# Start of Records for this task

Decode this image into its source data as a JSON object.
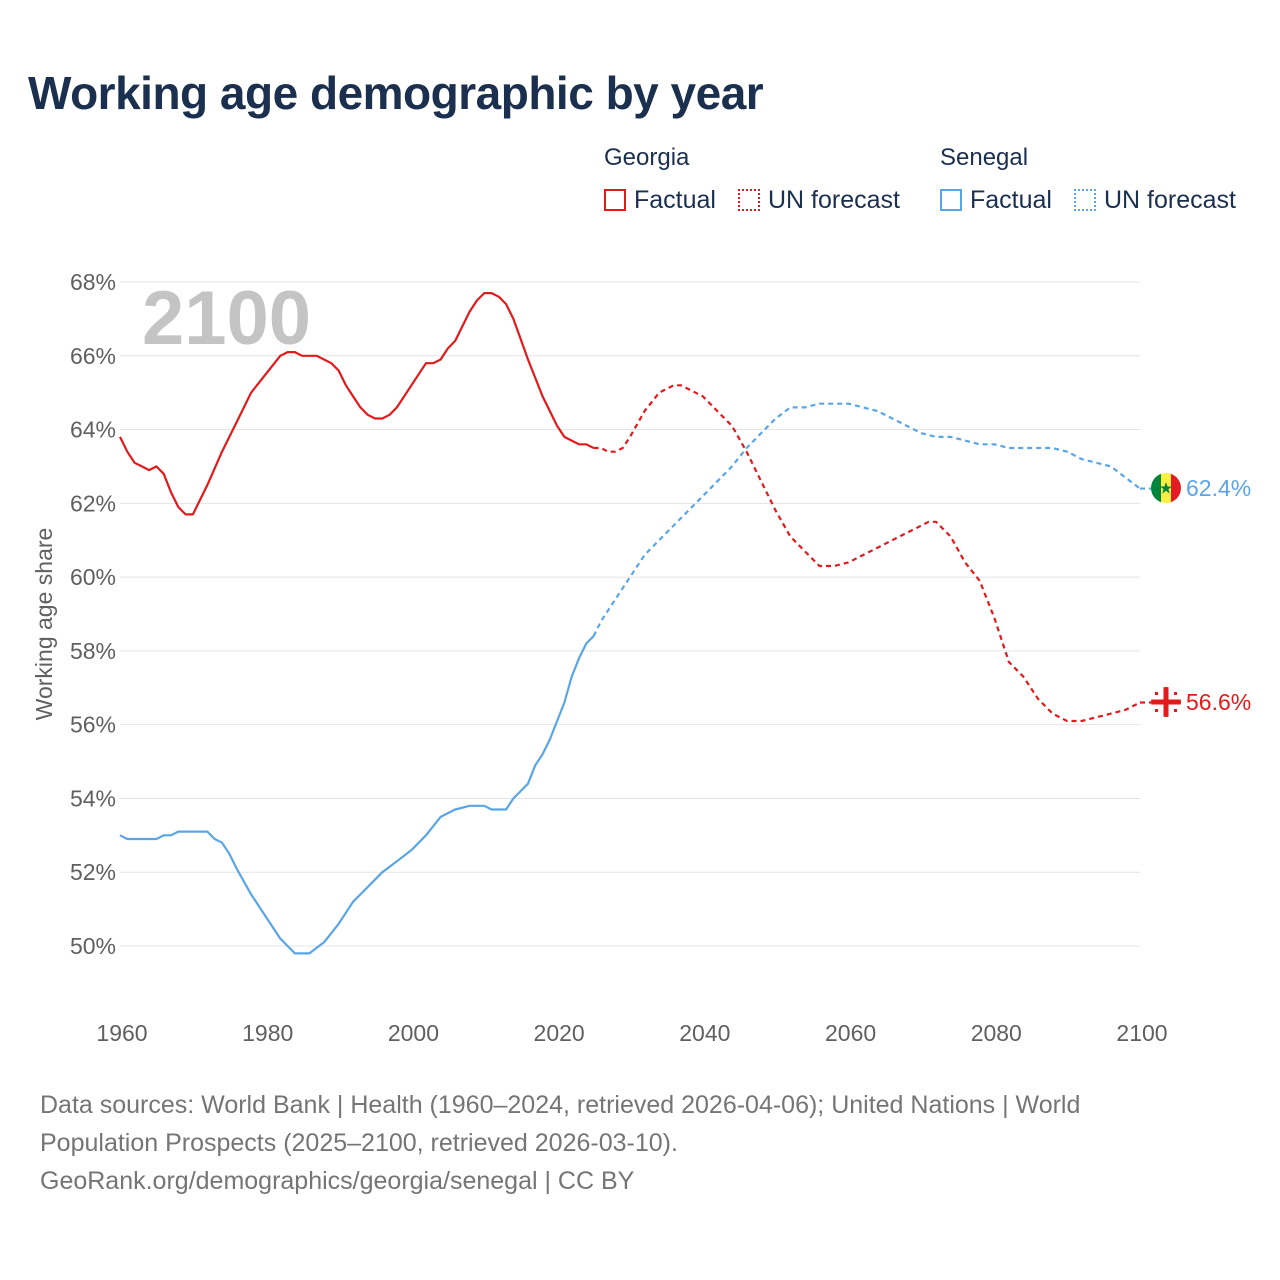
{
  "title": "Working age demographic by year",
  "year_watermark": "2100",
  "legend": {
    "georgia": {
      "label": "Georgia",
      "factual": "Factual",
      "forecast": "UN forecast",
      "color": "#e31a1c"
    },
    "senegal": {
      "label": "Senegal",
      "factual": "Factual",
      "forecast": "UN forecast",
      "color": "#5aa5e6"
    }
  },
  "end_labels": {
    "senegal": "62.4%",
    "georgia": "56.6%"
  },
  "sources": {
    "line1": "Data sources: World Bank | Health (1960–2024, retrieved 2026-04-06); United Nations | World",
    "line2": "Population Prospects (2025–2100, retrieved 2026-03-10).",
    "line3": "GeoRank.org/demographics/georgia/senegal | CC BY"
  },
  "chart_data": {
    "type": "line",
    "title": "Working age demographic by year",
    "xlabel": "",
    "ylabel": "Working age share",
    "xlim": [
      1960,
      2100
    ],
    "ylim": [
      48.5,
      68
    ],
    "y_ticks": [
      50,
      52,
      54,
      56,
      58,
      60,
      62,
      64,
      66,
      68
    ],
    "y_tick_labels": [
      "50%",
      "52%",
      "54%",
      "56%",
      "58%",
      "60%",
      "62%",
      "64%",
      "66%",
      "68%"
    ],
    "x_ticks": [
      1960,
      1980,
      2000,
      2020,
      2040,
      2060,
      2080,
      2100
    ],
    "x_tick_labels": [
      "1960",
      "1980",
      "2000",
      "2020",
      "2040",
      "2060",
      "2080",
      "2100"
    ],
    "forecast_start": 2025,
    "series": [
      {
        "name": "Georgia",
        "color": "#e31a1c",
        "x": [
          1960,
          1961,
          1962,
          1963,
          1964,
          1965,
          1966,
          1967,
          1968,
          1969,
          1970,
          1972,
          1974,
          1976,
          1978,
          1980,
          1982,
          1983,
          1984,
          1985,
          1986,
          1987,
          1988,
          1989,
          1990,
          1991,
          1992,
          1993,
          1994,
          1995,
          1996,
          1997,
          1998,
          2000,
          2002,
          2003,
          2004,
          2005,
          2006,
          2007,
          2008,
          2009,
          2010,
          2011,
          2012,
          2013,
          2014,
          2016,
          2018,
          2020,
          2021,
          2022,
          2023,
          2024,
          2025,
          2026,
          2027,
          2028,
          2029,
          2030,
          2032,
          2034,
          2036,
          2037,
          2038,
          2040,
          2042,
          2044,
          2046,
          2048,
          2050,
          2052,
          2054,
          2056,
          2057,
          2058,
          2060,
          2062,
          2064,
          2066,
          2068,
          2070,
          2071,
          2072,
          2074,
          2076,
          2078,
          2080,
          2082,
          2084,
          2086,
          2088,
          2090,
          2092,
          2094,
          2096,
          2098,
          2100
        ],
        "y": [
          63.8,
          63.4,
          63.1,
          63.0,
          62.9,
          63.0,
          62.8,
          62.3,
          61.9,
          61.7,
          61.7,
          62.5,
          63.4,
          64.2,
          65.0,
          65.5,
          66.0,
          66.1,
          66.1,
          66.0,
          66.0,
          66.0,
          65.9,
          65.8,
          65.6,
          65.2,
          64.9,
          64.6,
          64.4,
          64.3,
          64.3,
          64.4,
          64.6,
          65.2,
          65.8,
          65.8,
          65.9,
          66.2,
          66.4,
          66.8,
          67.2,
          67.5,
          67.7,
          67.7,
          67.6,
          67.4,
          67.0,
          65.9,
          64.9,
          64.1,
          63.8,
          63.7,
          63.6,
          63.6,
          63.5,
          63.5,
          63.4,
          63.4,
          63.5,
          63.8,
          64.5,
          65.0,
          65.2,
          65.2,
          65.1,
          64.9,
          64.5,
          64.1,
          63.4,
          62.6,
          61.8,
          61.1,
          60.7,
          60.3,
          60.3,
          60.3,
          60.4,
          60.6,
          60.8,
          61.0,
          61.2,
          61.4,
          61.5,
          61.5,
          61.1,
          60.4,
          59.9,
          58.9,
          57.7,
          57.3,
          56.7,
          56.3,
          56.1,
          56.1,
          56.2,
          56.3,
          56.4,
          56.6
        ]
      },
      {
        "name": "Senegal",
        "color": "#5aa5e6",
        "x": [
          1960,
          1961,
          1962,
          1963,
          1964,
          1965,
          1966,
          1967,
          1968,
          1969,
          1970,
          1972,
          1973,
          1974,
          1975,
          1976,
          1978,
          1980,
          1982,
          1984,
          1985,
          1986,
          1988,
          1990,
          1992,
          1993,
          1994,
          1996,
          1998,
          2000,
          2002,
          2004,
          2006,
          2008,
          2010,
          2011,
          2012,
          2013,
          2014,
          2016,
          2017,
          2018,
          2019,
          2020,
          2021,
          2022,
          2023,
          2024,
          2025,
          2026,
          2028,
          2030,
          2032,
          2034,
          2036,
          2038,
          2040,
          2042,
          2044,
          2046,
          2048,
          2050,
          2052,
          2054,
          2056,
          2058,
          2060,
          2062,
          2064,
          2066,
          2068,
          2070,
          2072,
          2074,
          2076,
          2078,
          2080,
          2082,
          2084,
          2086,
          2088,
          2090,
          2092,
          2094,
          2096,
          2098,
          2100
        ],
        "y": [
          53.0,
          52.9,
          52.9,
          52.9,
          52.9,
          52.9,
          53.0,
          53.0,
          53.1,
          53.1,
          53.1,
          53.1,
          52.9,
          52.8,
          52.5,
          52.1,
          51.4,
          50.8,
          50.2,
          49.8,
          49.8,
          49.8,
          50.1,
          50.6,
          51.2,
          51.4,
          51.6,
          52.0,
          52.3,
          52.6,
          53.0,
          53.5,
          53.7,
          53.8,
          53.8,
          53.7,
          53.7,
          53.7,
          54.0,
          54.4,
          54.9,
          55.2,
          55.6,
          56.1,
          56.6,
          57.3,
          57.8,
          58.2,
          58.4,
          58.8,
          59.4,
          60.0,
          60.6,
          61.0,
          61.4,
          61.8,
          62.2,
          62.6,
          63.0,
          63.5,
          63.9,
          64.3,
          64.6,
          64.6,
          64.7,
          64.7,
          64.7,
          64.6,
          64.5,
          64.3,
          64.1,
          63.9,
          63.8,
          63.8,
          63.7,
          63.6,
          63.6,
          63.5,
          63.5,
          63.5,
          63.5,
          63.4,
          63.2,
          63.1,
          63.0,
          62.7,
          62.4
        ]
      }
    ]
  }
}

# End of Records for this task

Give an exact copy of the material, leaving out every picture.

## Solution
Decode this image into its source data as a JSON object.
{
  "title": "Working age demographic by year",
  "year_watermark": "2100",
  "legend": {
    "georgia": {
      "label": "Georgia",
      "factual": "Factual",
      "forecast": "UN forecast",
      "color": "#e31a1c"
    },
    "senegal": {
      "label": "Senegal",
      "factual": "Factual",
      "forecast": "UN forecast",
      "color": "#5aa5e6"
    }
  },
  "end_labels": {
    "senegal": "62.4%",
    "georgia": "56.6%"
  },
  "sources": {
    "line1": "Data sources: World Bank | Health (1960–2024, retrieved 2026-04-06); United Nations | World",
    "line2": "Population Prospects (2025–2100, retrieved 2026-03-10).",
    "line3": "GeoRank.org/demographics/georgia/senegal | CC BY"
  },
  "chart_data": {
    "type": "line",
    "title": "Working age demographic by year",
    "xlabel": "",
    "ylabel": "Working age share",
    "xlim": [
      1960,
      2100
    ],
    "ylim": [
      48.5,
      68
    ],
    "y_ticks": [
      50,
      52,
      54,
      56,
      58,
      60,
      62,
      64,
      66,
      68
    ],
    "y_tick_labels": [
      "50%",
      "52%",
      "54%",
      "56%",
      "58%",
      "60%",
      "62%",
      "64%",
      "66%",
      "68%"
    ],
    "x_ticks": [
      1960,
      1980,
      2000,
      2020,
      2040,
      2060,
      2080,
      2100
    ],
    "x_tick_labels": [
      "1960",
      "1980",
      "2000",
      "2020",
      "2040",
      "2060",
      "2080",
      "2100"
    ],
    "forecast_start": 2025,
    "series": [
      {
        "name": "Georgia",
        "color": "#e31a1c",
        "x": [
          1960,
          1961,
          1962,
          1963,
          1964,
          1965,
          1966,
          1967,
          1968,
          1969,
          1970,
          1972,
          1974,
          1976,
          1978,
          1980,
          1982,
          1983,
          1984,
          1985,
          1986,
          1987,
          1988,
          1989,
          1990,
          1991,
          1992,
          1993,
          1994,
          1995,
          1996,
          1997,
          1998,
          2000,
          2002,
          2003,
          2004,
          2005,
          2006,
          2007,
          2008,
          2009,
          2010,
          2011,
          2012,
          2013,
          2014,
          2016,
          2018,
          2020,
          2021,
          2022,
          2023,
          2024,
          2025,
          2026,
          2027,
          2028,
          2029,
          2030,
          2032,
          2034,
          2036,
          2037,
          2038,
          2040,
          2042,
          2044,
          2046,
          2048,
          2050,
          2052,
          2054,
          2056,
          2057,
          2058,
          2060,
          2062,
          2064,
          2066,
          2068,
          2070,
          2071,
          2072,
          2074,
          2076,
          2078,
          2080,
          2082,
          2084,
          2086,
          2088,
          2090,
          2092,
          2094,
          2096,
          2098,
          2100
        ],
        "y": [
          63.8,
          63.4,
          63.1,
          63.0,
          62.9,
          63.0,
          62.8,
          62.3,
          61.9,
          61.7,
          61.7,
          62.5,
          63.4,
          64.2,
          65.0,
          65.5,
          66.0,
          66.1,
          66.1,
          66.0,
          66.0,
          66.0,
          65.9,
          65.8,
          65.6,
          65.2,
          64.9,
          64.6,
          64.4,
          64.3,
          64.3,
          64.4,
          64.6,
          65.2,
          65.8,
          65.8,
          65.9,
          66.2,
          66.4,
          66.8,
          67.2,
          67.5,
          67.7,
          67.7,
          67.6,
          67.4,
          67.0,
          65.9,
          64.9,
          64.1,
          63.8,
          63.7,
          63.6,
          63.6,
          63.5,
          63.5,
          63.4,
          63.4,
          63.5,
          63.8,
          64.5,
          65.0,
          65.2,
          65.2,
          65.1,
          64.9,
          64.5,
          64.1,
          63.4,
          62.6,
          61.8,
          61.1,
          60.7,
          60.3,
          60.3,
          60.3,
          60.4,
          60.6,
          60.8,
          61.0,
          61.2,
          61.4,
          61.5,
          61.5,
          61.1,
          60.4,
          59.9,
          58.9,
          57.7,
          57.3,
          56.7,
          56.3,
          56.1,
          56.1,
          56.2,
          56.3,
          56.4,
          56.6
        ]
      },
      {
        "name": "Senegal",
        "color": "#5aa5e6",
        "x": [
          1960,
          1961,
          1962,
          1963,
          1964,
          1965,
          1966,
          1967,
          1968,
          1969,
          1970,
          1972,
          1973,
          1974,
          1975,
          1976,
          1978,
          1980,
          1982,
          1984,
          1985,
          1986,
          1988,
          1990,
          1992,
          1993,
          1994,
          1996,
          1998,
          2000,
          2002,
          2004,
          2006,
          2008,
          2010,
          2011,
          2012,
          2013,
          2014,
          2016,
          2017,
          2018,
          2019,
          2020,
          2021,
          2022,
          2023,
          2024,
          2025,
          2026,
          2028,
          2030,
          2032,
          2034,
          2036,
          2038,
          2040,
          2042,
          2044,
          2046,
          2048,
          2050,
          2052,
          2054,
          2056,
          2058,
          2060,
          2062,
          2064,
          2066,
          2068,
          2070,
          2072,
          2074,
          2076,
          2078,
          2080,
          2082,
          2084,
          2086,
          2088,
          2090,
          2092,
          2094,
          2096,
          2098,
          2100
        ],
        "y": [
          53.0,
          52.9,
          52.9,
          52.9,
          52.9,
          52.9,
          53.0,
          53.0,
          53.1,
          53.1,
          53.1,
          53.1,
          52.9,
          52.8,
          52.5,
          52.1,
          51.4,
          50.8,
          50.2,
          49.8,
          49.8,
          49.8,
          50.1,
          50.6,
          51.2,
          51.4,
          51.6,
          52.0,
          52.3,
          52.6,
          53.0,
          53.5,
          53.7,
          53.8,
          53.8,
          53.7,
          53.7,
          53.7,
          54.0,
          54.4,
          54.9,
          55.2,
          55.6,
          56.1,
          56.6,
          57.3,
          57.8,
          58.2,
          58.4,
          58.8,
          59.4,
          60.0,
          60.6,
          61.0,
          61.4,
          61.8,
          62.2,
          62.6,
          63.0,
          63.5,
          63.9,
          64.3,
          64.6,
          64.6,
          64.7,
          64.7,
          64.7,
          64.6,
          64.5,
          64.3,
          64.1,
          63.9,
          63.8,
          63.8,
          63.7,
          63.6,
          63.6,
          63.5,
          63.5,
          63.5,
          63.5,
          63.4,
          63.2,
          63.1,
          63.0,
          62.7,
          62.4
        ]
      }
    ]
  }
}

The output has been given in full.